TASK TO CARRY OUT
Provide the count of lines that hold "from" and no other output.
________
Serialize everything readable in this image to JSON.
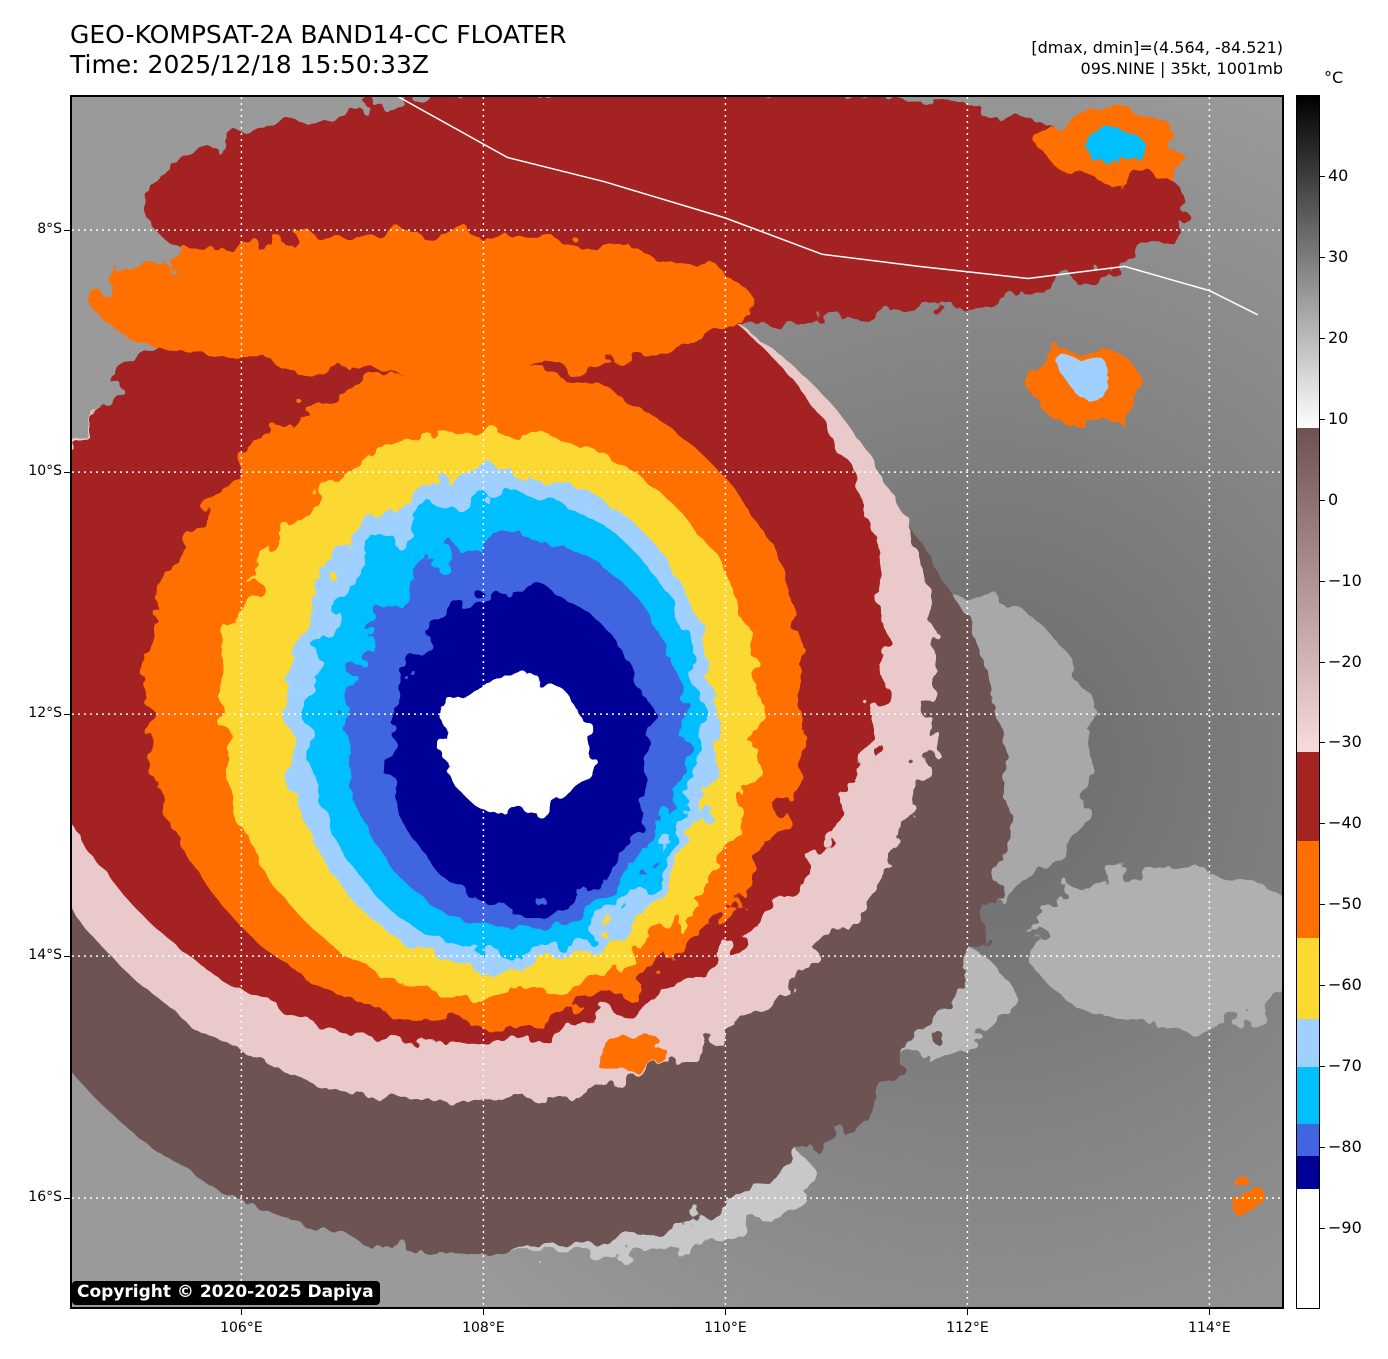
{
  "header": {
    "title_line1": "GEO-KOMPSAT-2A BAND14-CC FLOATER",
    "title_line2": "Time: 2025/12/18 15:50:33Z",
    "info_line1": "[dmax, dmin]=(4.564, -84.521)",
    "info_line2": "09S.NINE | 35kt, 1001mb"
  },
  "copyright": "Copyright © 2020-2025 Dapiya",
  "axes": {
    "lon_range": [
      104.6,
      114.6
    ],
    "lat_range": [
      -6.9,
      -16.9
    ],
    "lat_ticks": [
      {
        "value": -8,
        "label": "8°S"
      },
      {
        "value": -10,
        "label": "10°S"
      },
      {
        "value": -12,
        "label": "12°S"
      },
      {
        "value": -14,
        "label": "14°S"
      },
      {
        "value": -16,
        "label": "16°S"
      }
    ],
    "lon_ticks": [
      {
        "value": 106,
        "label": "106°E"
      },
      {
        "value": 108,
        "label": "108°E"
      },
      {
        "value": 110,
        "label": "110°E"
      },
      {
        "value": 112,
        "label": "112°E"
      },
      {
        "value": 114,
        "label": "114°E"
      }
    ]
  },
  "colorbar": {
    "unit": "°C",
    "range": [
      -100,
      50
    ],
    "ticks": [
      {
        "value": 40,
        "label": "40"
      },
      {
        "value": 30,
        "label": "30"
      },
      {
        "value": 20,
        "label": "20"
      },
      {
        "value": 10,
        "label": "10"
      },
      {
        "value": 0,
        "label": "0"
      },
      {
        "value": -10,
        "label": "−10"
      },
      {
        "value": -20,
        "label": "−20"
      },
      {
        "value": -30,
        "label": "−30"
      },
      {
        "value": -40,
        "label": "−40"
      },
      {
        "value": -50,
        "label": "−50"
      },
      {
        "value": -60,
        "label": "−60"
      },
      {
        "value": -70,
        "label": "−70"
      },
      {
        "value": -80,
        "label": "−80"
      },
      {
        "value": -90,
        "label": "−90"
      }
    ],
    "bands": [
      {
        "from": 9,
        "to": 50,
        "colors": [
          "#ffffff",
          "#000000"
        ]
      },
      {
        "from": -31,
        "to": 9,
        "colors": [
          "#f8dcdc",
          "#6e5252"
        ]
      },
      {
        "from": -42,
        "to": -31,
        "color": "#a52422"
      },
      {
        "from": -54,
        "to": -42,
        "color": "#ff6f00"
      },
      {
        "from": -64,
        "to": -54,
        "color": "#fcd931"
      },
      {
        "from": -70,
        "to": -64,
        "color": "#a0d0ff"
      },
      {
        "from": -77,
        "to": -70,
        "color": "#00bfff"
      },
      {
        "from": -81,
        "to": -77,
        "color": "#4165e0"
      },
      {
        "from": -85,
        "to": -81,
        "color": "#000096"
      },
      {
        "from": -100,
        "to": -85,
        "color": "#ffffff"
      }
    ]
  },
  "storm": {
    "name": "09S.NINE",
    "center_lon": 108.1,
    "center_lat": -12.0,
    "colors": {
      "outer_cold": "#a52422",
      "orange": "#ff6f00",
      "yellow": "#fcd931",
      "light_blue": "#a0d0ff",
      "cyan": "#00bfff",
      "blue": "#4165e0",
      "navy": "#000096",
      "core": "#ffffff",
      "warm_cloud": "#6e5252",
      "pink_cloud": "#e9c9c9",
      "ocean": "#7a7a7a"
    }
  }
}
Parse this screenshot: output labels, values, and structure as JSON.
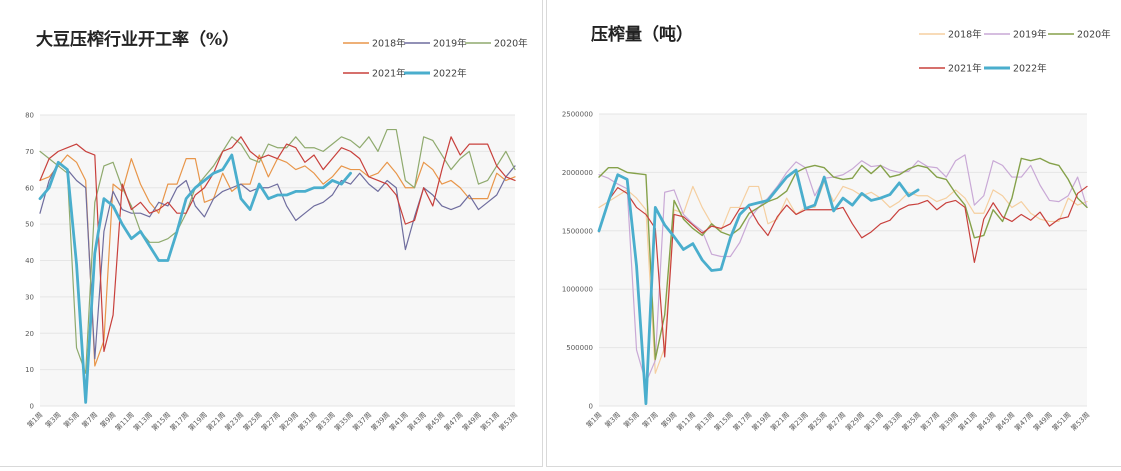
{
  "chart_data": [
    {
      "type": "line",
      "title": "大豆压榨行业开工率（%）",
      "xlabel": "",
      "ylabel": "",
      "ylim": [
        0,
        80
      ],
      "yticks": [
        0,
        10,
        20,
        30,
        40,
        50,
        60,
        70,
        80
      ],
      "grid": true,
      "legend_position": "top-right",
      "categories": [
        "第1周",
        "第2周",
        "第3周",
        "第4周",
        "第5周",
        "第6周",
        "第7周",
        "第8周",
        "第9周",
        "第10周",
        "第11周",
        "第12周",
        "第13周",
        "第14周",
        "第15周",
        "第16周",
        "第17周",
        "第18周",
        "第19周",
        "第20周",
        "第21周",
        "第22周",
        "第23周",
        "第24周",
        "第25周",
        "第26周",
        "第27周",
        "第28周",
        "第29周",
        "第30周",
        "第31周",
        "第32周",
        "第33周",
        "第34周",
        "第35周",
        "第36周",
        "第37周",
        "第38周",
        "第39周",
        "第40周",
        "第41周",
        "第42周",
        "第43周",
        "第44周",
        "第45周",
        "第46周",
        "第47周",
        "第48周",
        "第49周",
        "第50周",
        "第51周",
        "第52周",
        "第53周"
      ],
      "tick_labels": [
        "第1周",
        "第3周",
        "第5周",
        "第7周",
        "第9周",
        "第11周",
        "第13周",
        "第15周",
        "第17周",
        "第19周",
        "第21周",
        "第23周",
        "第25周",
        "第27周",
        "第29周",
        "第31周",
        "第33周",
        "第35周",
        "第37周",
        "第39周",
        "第41周",
        "第43周",
        "第45周",
        "第47周",
        "第49周",
        "第51周",
        "第53周"
      ],
      "series": [
        {
          "name": "2018年",
          "color": "#e8964a",
          "width": 1.2,
          "values": [
            62,
            63,
            66,
            69,
            67,
            62,
            11,
            18,
            61,
            59,
            68,
            61,
            56,
            53,
            61,
            61,
            68,
            68,
            56,
            57,
            64,
            59,
            61,
            61,
            69,
            63,
            68,
            67,
            65,
            66,
            64,
            61,
            63,
            66,
            65,
            65,
            63,
            64,
            67,
            64,
            60,
            60,
            67,
            65,
            61,
            62,
            60,
            57,
            57,
            57,
            64,
            62,
            63
          ]
        },
        {
          "name": "2019年",
          "color": "#6f6d9e",
          "width": 1.2,
          "values": [
            53,
            62,
            67,
            65,
            62,
            60,
            13,
            48,
            59,
            54,
            53,
            53,
            52,
            56,
            55,
            60,
            62,
            55,
            52,
            57,
            59,
            60,
            61,
            59,
            60,
            60,
            61,
            55,
            51,
            53,
            55,
            56,
            58,
            62,
            61,
            64,
            61,
            59,
            62,
            60,
            43,
            52,
            60,
            58,
            55,
            54,
            55,
            58,
            54,
            56,
            58,
            63,
            66
          ]
        },
        {
          "name": "2020年",
          "color": "#8faa6e",
          "width": 1.2,
          "values": [
            70,
            68,
            66,
            64,
            16,
            9,
            56,
            66,
            67,
            60,
            55,
            48,
            45,
            45,
            46,
            48,
            53,
            60,
            63,
            66,
            70,
            74,
            72,
            68,
            67,
            72,
            71,
            71,
            74,
            71,
            71,
            70,
            72,
            74,
            73,
            71,
            74,
            70,
            76,
            76,
            62,
            60,
            74,
            73,
            69,
            65,
            68,
            70,
            61,
            62,
            66,
            70,
            65
          ]
        },
        {
          "name": "2021年",
          "color": "#c8403c",
          "width": 1.2,
          "values": [
            62,
            68,
            70,
            71,
            72,
            70,
            69,
            15,
            25,
            61,
            54,
            56,
            53,
            54,
            56,
            53,
            53,
            58,
            60,
            64,
            70,
            71,
            74,
            70,
            68,
            69,
            68,
            72,
            71,
            67,
            69,
            65,
            68,
            71,
            70,
            68,
            63,
            62,
            61,
            58,
            50,
            51,
            60,
            55,
            65,
            74,
            69,
            72,
            72,
            72,
            66,
            63,
            62
          ]
        },
        {
          "name": "2022年",
          "color": "#4aaecd",
          "width": 2.8,
          "values": [
            57,
            60,
            67,
            65,
            39,
            1,
            42,
            57,
            55,
            50,
            46,
            48,
            44,
            40,
            40,
            48,
            57,
            60,
            62,
            64,
            65,
            69,
            57,
            54,
            61,
            57,
            58,
            58,
            59,
            59,
            60,
            60,
            62,
            61,
            64,
            null,
            null,
            null,
            null,
            null,
            null,
            null,
            null,
            null,
            null,
            null,
            null,
            null,
            null,
            null,
            null,
            null,
            null
          ]
        }
      ]
    },
    {
      "type": "line",
      "title": "压榨量（吨）",
      "xlabel": "",
      "ylabel": "",
      "ylim": [
        0,
        2500000
      ],
      "yticks": [
        0,
        500000,
        1000000,
        1500000,
        2000000,
        2500000
      ],
      "grid": true,
      "legend_position": "top-right",
      "categories": [
        "第1周",
        "第2周",
        "第3周",
        "第4周",
        "第5周",
        "第6周",
        "第7周",
        "第8周",
        "第9周",
        "第10周",
        "第11周",
        "第12周",
        "第13周",
        "第14周",
        "第15周",
        "第16周",
        "第17周",
        "第18周",
        "第19周",
        "第20周",
        "第21周",
        "第22周",
        "第23周",
        "第24周",
        "第25周",
        "第26周",
        "第27周",
        "第28周",
        "第29周",
        "第30周",
        "第31周",
        "第32周",
        "第33周",
        "第34周",
        "第35周",
        "第36周",
        "第37周",
        "第38周",
        "第39周",
        "第40周",
        "第41周",
        "第42周",
        "第43周",
        "第44周",
        "第45周",
        "第46周",
        "第47周",
        "第48周",
        "第49周",
        "第50周",
        "第51周",
        "第52周",
        "第53周"
      ],
      "tick_labels": [
        "第1周",
        "第3周",
        "第5周",
        "第7周",
        "第9周",
        "第11周",
        "第13周",
        "第15周",
        "第17周",
        "第19周",
        "第21周",
        "第23周",
        "第25周",
        "第27周",
        "第29周",
        "第31周",
        "第33周",
        "第35周",
        "第37周",
        "第39周",
        "第41周",
        "第43周",
        "第45周",
        "第47周",
        "第49周",
        "第51周",
        "第53周"
      ],
      "series": [
        {
          "name": "2018年",
          "color": "#f5cfa0",
          "width": 1.2,
          "values": [
            1700000,
            1750000,
            1800000,
            1850000,
            1780000,
            1680000,
            280000,
            500000,
            1680000,
            1650000,
            1880000,
            1700000,
            1560000,
            1500000,
            1700000,
            1700000,
            1880000,
            1880000,
            1560000,
            1600000,
            1780000,
            1640000,
            1700000,
            1700000,
            1920000,
            1750000,
            1880000,
            1850000,
            1800000,
            1830000,
            1780000,
            1700000,
            1750000,
            1830000,
            1800000,
            1800000,
            1750000,
            1780000,
            1850000,
            1780000,
            1650000,
            1650000,
            1850000,
            1800000,
            1700000,
            1750000,
            1650000,
            1600000,
            1580000,
            1580000,
            1780000,
            1720000,
            1750000
          ]
        },
        {
          "name": "2019年",
          "color": "#c9a9d6",
          "width": 1.2,
          "values": [
            1980000,
            1950000,
            1900000,
            1860000,
            480000,
            200000,
            390000,
            1830000,
            1850000,
            1640000,
            1560000,
            1500000,
            1300000,
            1280000,
            1280000,
            1400000,
            1600000,
            1700000,
            1780000,
            1880000,
            2000000,
            2090000,
            2040000,
            1800000,
            1950000,
            1960000,
            1980000,
            2030000,
            2100000,
            2050000,
            2060000,
            2020000,
            2000000,
            2010000,
            2100000,
            2050000,
            2040000,
            1960000,
            2100000,
            2150000,
            1720000,
            1800000,
            2100000,
            2060000,
            1960000,
            1960000,
            2060000,
            1890000,
            1760000,
            1750000,
            1800000,
            1960000,
            1700000
          ]
        },
        {
          "name": "2020年",
          "color": "#85a14a",
          "width": 1.4,
          "values": [
            1960000,
            2040000,
            2040000,
            2000000,
            1990000,
            1980000,
            400000,
            780000,
            1760000,
            1600000,
            1520000,
            1460000,
            1560000,
            1490000,
            1460000,
            1520000,
            1650000,
            1700000,
            1750000,
            1780000,
            1840000,
            2000000,
            2040000,
            2060000,
            2040000,
            1960000,
            1940000,
            1950000,
            2060000,
            1990000,
            2060000,
            1960000,
            1980000,
            2030000,
            2060000,
            2040000,
            1960000,
            1940000,
            1820000,
            1720000,
            1440000,
            1460000,
            1680000,
            1580000,
            1780000,
            2120000,
            2100000,
            2120000,
            2080000,
            2060000,
            1940000,
            1780000,
            1700000
          ]
        },
        {
          "name": "2021年",
          "color": "#c8403c",
          "width": 1.2,
          "values": [
            1490000,
            1760000,
            1870000,
            1820000,
            1700000,
            1640000,
            1520000,
            420000,
            1640000,
            1620000,
            1550000,
            1480000,
            1540000,
            1520000,
            1560000,
            1690000,
            1700000,
            1560000,
            1460000,
            1620000,
            1720000,
            1640000,
            1680000,
            1680000,
            1680000,
            1680000,
            1700000,
            1560000,
            1440000,
            1490000,
            1560000,
            1590000,
            1680000,
            1720000,
            1730000,
            1760000,
            1680000,
            1740000,
            1760000,
            1700000,
            1230000,
            1600000,
            1740000,
            1620000,
            1580000,
            1640000,
            1590000,
            1660000,
            1540000,
            1600000,
            1620000,
            1820000,
            1880000
          ]
        },
        {
          "name": "2022年",
          "color": "#4aaecd",
          "width": 2.8,
          "values": [
            1500000,
            1750000,
            1980000,
            1940000,
            1200000,
            20000,
            1700000,
            1550000,
            1450000,
            1340000,
            1390000,
            1250000,
            1160000,
            1170000,
            1440000,
            1640000,
            1720000,
            1740000,
            1760000,
            1860000,
            1960000,
            2020000,
            1690000,
            1720000,
            1960000,
            1670000,
            1780000,
            1720000,
            1820000,
            1760000,
            1780000,
            1810000,
            1910000,
            1800000,
            1850000,
            null,
            null,
            null,
            null,
            null,
            null,
            null,
            null,
            null,
            null,
            null,
            null,
            null,
            null,
            null,
            null,
            null,
            null
          ]
        }
      ]
    }
  ]
}
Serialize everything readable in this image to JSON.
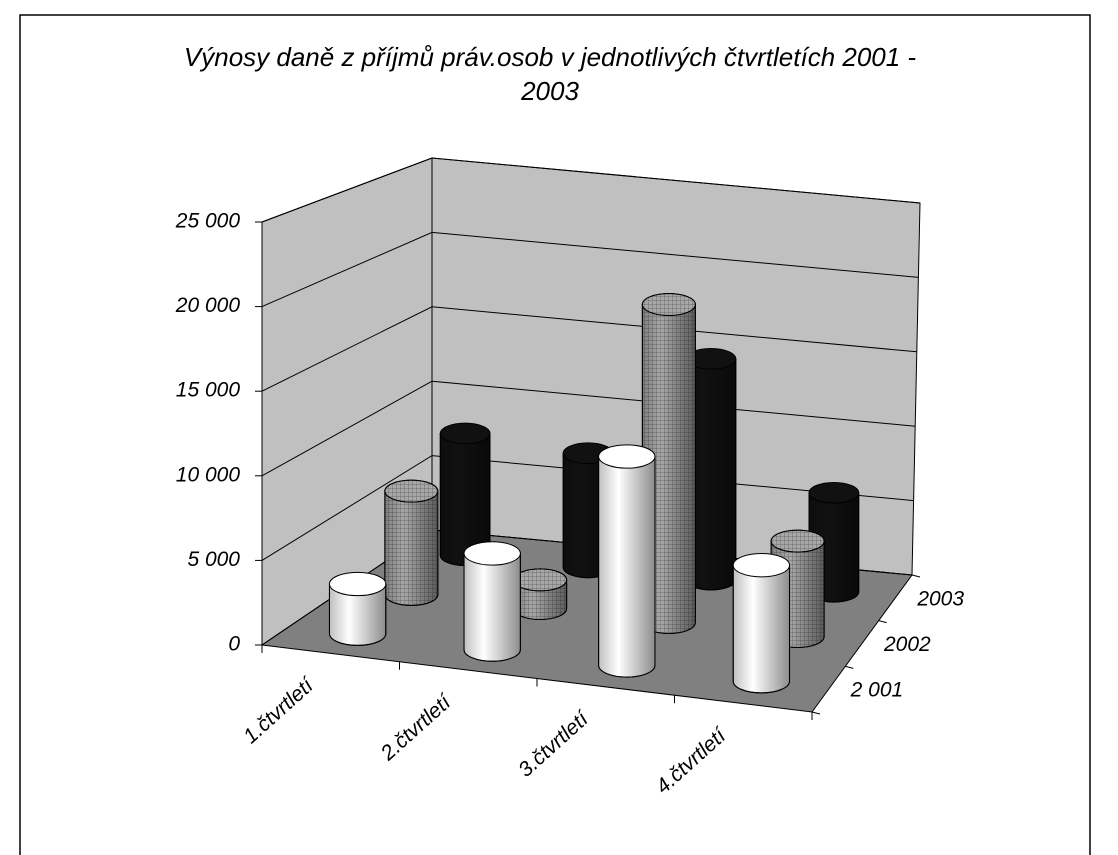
{
  "chart_data": {
    "type": "bar3d_cylinder",
    "title": "Výnosy daně z příjmů práv.osob v jednotlivých čtvrtletích 2001 - 2003",
    "categories": [
      "1.čtvrtletí",
      "2.čtvrtletí",
      "3.čtvrtletí",
      "4.čtvrtletí"
    ],
    "series": [
      {
        "name": "2 001",
        "color": "#ffffff",
        "values": [
          3000,
          5800,
          12600,
          7000
        ]
      },
      {
        "name": "2002",
        "color": "#a8a8a8",
        "values": [
          6500,
          1800,
          20000,
          6000
        ]
      },
      {
        "name": "2003",
        "color": "#111111",
        "values": [
          8000,
          7500,
          14500,
          6500
        ]
      }
    ],
    "ylim": [
      0,
      25000
    ],
    "yticks": [
      0,
      {
        "value": 5000,
        "label": "5 000"
      },
      {
        "value": 10000,
        "label": "10 000"
      },
      {
        "value": 15000,
        "label": "15 000"
      },
      {
        "value": 20000,
        "label": "20 000"
      },
      {
        "value": 25000,
        "label": "25 000"
      }
    ],
    "grid": true
  }
}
________
TASK RESPONSE
10